■ Problem to solve: Type out the records that follow, exactly as given.

■ Task material:
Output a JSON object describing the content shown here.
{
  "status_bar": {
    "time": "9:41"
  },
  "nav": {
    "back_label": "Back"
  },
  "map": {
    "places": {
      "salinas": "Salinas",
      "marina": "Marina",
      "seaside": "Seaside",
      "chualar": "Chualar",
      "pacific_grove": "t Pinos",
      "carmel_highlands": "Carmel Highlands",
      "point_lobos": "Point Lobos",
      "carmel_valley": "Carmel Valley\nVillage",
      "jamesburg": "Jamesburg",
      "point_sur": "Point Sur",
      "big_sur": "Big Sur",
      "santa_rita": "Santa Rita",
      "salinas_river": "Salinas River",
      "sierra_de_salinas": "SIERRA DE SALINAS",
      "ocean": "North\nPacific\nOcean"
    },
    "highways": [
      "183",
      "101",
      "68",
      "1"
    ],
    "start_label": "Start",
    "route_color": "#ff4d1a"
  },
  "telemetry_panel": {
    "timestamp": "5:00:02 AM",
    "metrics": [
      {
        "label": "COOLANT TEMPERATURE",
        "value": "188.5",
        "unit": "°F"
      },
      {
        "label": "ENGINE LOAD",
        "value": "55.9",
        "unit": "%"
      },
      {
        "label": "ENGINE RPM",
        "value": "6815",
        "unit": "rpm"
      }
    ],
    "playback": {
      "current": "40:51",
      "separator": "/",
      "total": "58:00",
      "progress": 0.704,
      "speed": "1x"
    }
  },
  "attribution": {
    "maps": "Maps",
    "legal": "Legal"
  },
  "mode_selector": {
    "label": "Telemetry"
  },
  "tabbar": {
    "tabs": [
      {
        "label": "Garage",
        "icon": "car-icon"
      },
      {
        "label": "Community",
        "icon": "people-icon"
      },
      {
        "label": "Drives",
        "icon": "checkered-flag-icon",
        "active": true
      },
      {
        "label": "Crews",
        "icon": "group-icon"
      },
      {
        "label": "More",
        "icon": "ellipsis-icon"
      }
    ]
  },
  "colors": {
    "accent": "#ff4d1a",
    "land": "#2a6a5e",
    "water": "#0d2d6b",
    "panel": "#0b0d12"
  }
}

■ Task response:
Output a JSON object describing the content shown here.
{
  "status_bar": {
    "time": "9:41"
  },
  "nav": {
    "back_label": "Back"
  },
  "map": {
    "places": {
      "salinas": "Salinas",
      "marina": "Marina",
      "seaside": "Seaside",
      "chualar": "Chualar",
      "pacific_grove": "t Pinos",
      "carmel_highlands": "Carmel Highlands",
      "point_lobos": "Point Lobos",
      "carmel_valley": "Carmel Valley\nVillage",
      "jamesburg": "Jamesburg",
      "point_sur": "Point Sur",
      "big_sur": "Big Sur",
      "santa_rita": "Santa Rita",
      "salinas_river": "Salinas River",
      "sierra_de_salinas": "SIERRA DE SALINAS",
      "ocean": "North\nPacific\nOcean"
    },
    "highways": [
      "183",
      "101",
      "68",
      "1"
    ],
    "start_label": "Start",
    "route_color": "#ff4d1a"
  },
  "telemetry_panel": {
    "timestamp": "5:00:02 AM",
    "metrics": [
      {
        "label": "COOLANT TEMPERATURE",
        "value": "188.5",
        "unit": "°F"
      },
      {
        "label": "ENGINE LOAD",
        "value": "55.9",
        "unit": "%"
      },
      {
        "label": "ENGINE RPM",
        "value": "6815",
        "unit": "rpm"
      }
    ],
    "playback": {
      "current": "40:51",
      "separator": "/",
      "total": "58:00",
      "progress": 0.704,
      "speed": "1x"
    }
  },
  "attribution": {
    "maps": "Maps",
    "legal": "Legal"
  },
  "mode_selector": {
    "label": "Telemetry"
  },
  "tabbar": {
    "tabs": [
      {
        "label": "Garage",
        "icon": "car-icon"
      },
      {
        "label": "Community",
        "icon": "people-icon"
      },
      {
        "label": "Drives",
        "icon": "checkered-flag-icon",
        "active": true
      },
      {
        "label": "Crews",
        "icon": "group-icon"
      },
      {
        "label": "More",
        "icon": "ellipsis-icon"
      }
    ]
  },
  "colors": {
    "accent": "#ff4d1a",
    "land": "#2a6a5e",
    "water": "#0d2d6b",
    "panel": "#0b0d12"
  }
}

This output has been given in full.